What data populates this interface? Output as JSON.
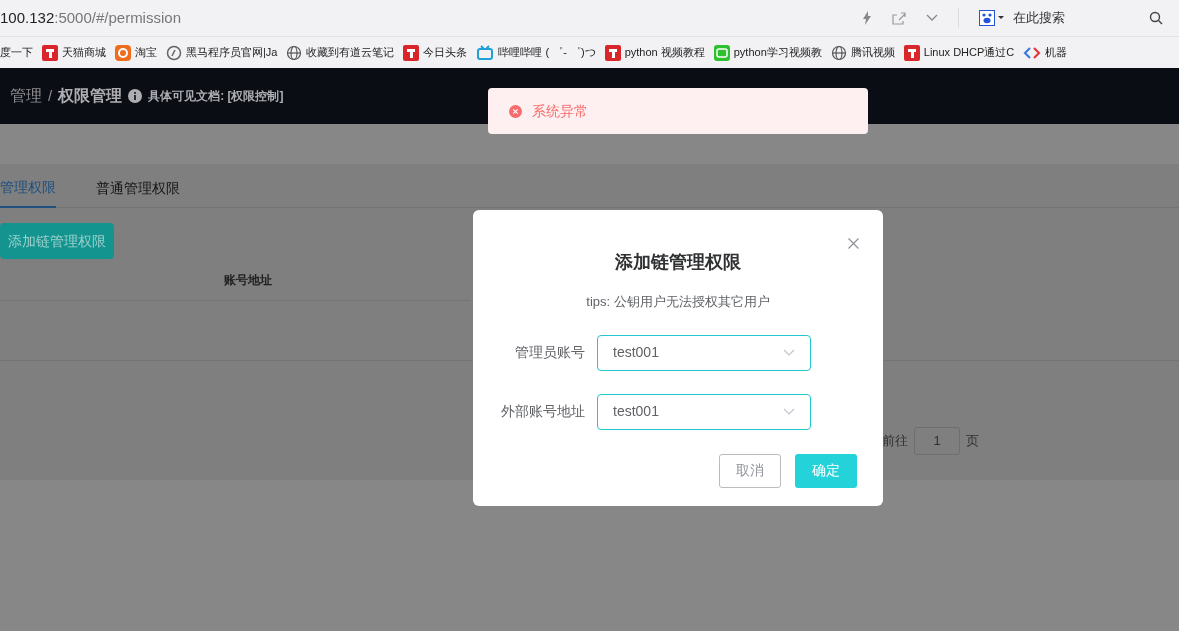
{
  "browser": {
    "url_host": "100.132",
    "url_path": ":5000/#/permission",
    "search_placeholder": "在此搜索",
    "bookmarks": [
      {
        "label": "度一下",
        "kind": "plain"
      },
      {
        "label": "天猫商城",
        "kind": "red"
      },
      {
        "label": "淘宝",
        "kind": "orange"
      },
      {
        "label": "黑马程序员官网|Ja",
        "kind": "circle"
      },
      {
        "label": "收藏到有道云笔记",
        "kind": "globe"
      },
      {
        "label": "今日头条",
        "kind": "red"
      },
      {
        "label": "哔哩哔哩 ( ゜- ゜)つ",
        "kind": "tv"
      },
      {
        "label": "python 视频教程",
        "kind": "red"
      },
      {
        "label": "python学习视频教",
        "kind": "green"
      },
      {
        "label": "腾讯视频",
        "kind": "globe"
      },
      {
        "label": "Linux DHCP通过C",
        "kind": "red"
      },
      {
        "label": "机器",
        "kind": "code"
      }
    ]
  },
  "header": {
    "breadcrumb_parent": "管理",
    "separator": "/",
    "breadcrumb_current": "权限管理",
    "doc_hint": "具体可见文档: [权限控制]"
  },
  "tabs": [
    {
      "label": "管理权限",
      "selected": true
    },
    {
      "label": "普通管理权限",
      "selected": false
    }
  ],
  "add_button": "添加链管理权限",
  "table": {
    "columns": [
      "账号地址"
    ]
  },
  "pagination": {
    "goto": "前往",
    "page": "1",
    "suffix": "页"
  },
  "toast": {
    "message": "系统异常"
  },
  "dialog": {
    "title": "添加链管理权限",
    "tips": "tips: 公钥用户无法授权其它用户",
    "fields": [
      {
        "label": "管理员账号",
        "value": "test001"
      },
      {
        "label": "外部账号地址",
        "value": "test001"
      }
    ],
    "cancel": "取消",
    "confirm": "确定"
  }
}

## Aim
Omit pictures; set down the rest of the material word for word.

## Response to this exercise
What data populates this interface? Output as JSON.
{
  "browser": {
    "url_host": "100.132",
    "url_path": ":5000/#/permission",
    "search_placeholder": "在此搜索",
    "bookmarks": [
      {
        "label": "度一下",
        "kind": "plain"
      },
      {
        "label": "天猫商城",
        "kind": "red"
      },
      {
        "label": "淘宝",
        "kind": "orange"
      },
      {
        "label": "黑马程序员官网|Ja",
        "kind": "circle"
      },
      {
        "label": "收藏到有道云笔记",
        "kind": "globe"
      },
      {
        "label": "今日头条",
        "kind": "red"
      },
      {
        "label": "哔哩哔哩 ( ゜- ゜)つ",
        "kind": "tv"
      },
      {
        "label": "python 视频教程",
        "kind": "red"
      },
      {
        "label": "python学习视频教",
        "kind": "green"
      },
      {
        "label": "腾讯视频",
        "kind": "globe"
      },
      {
        "label": "Linux DHCP通过C",
        "kind": "red"
      },
      {
        "label": "机器",
        "kind": "code"
      }
    ]
  },
  "header": {
    "breadcrumb_parent": "管理",
    "separator": "/",
    "breadcrumb_current": "权限管理",
    "doc_hint": "具体可见文档: [权限控制]"
  },
  "tabs": [
    {
      "label": "管理权限",
      "selected": true
    },
    {
      "label": "普通管理权限",
      "selected": false
    }
  ],
  "add_button": "添加链管理权限",
  "table": {
    "columns": [
      "账号地址"
    ]
  },
  "pagination": {
    "goto": "前往",
    "page": "1",
    "suffix": "页"
  },
  "toast": {
    "message": "系统异常"
  },
  "dialog": {
    "title": "添加链管理权限",
    "tips": "tips: 公钥用户无法授权其它用户",
    "fields": [
      {
        "label": "管理员账号",
        "value": "test001"
      },
      {
        "label": "外部账号地址",
        "value": "test001"
      }
    ],
    "cancel": "取消",
    "confirm": "确定"
  }
}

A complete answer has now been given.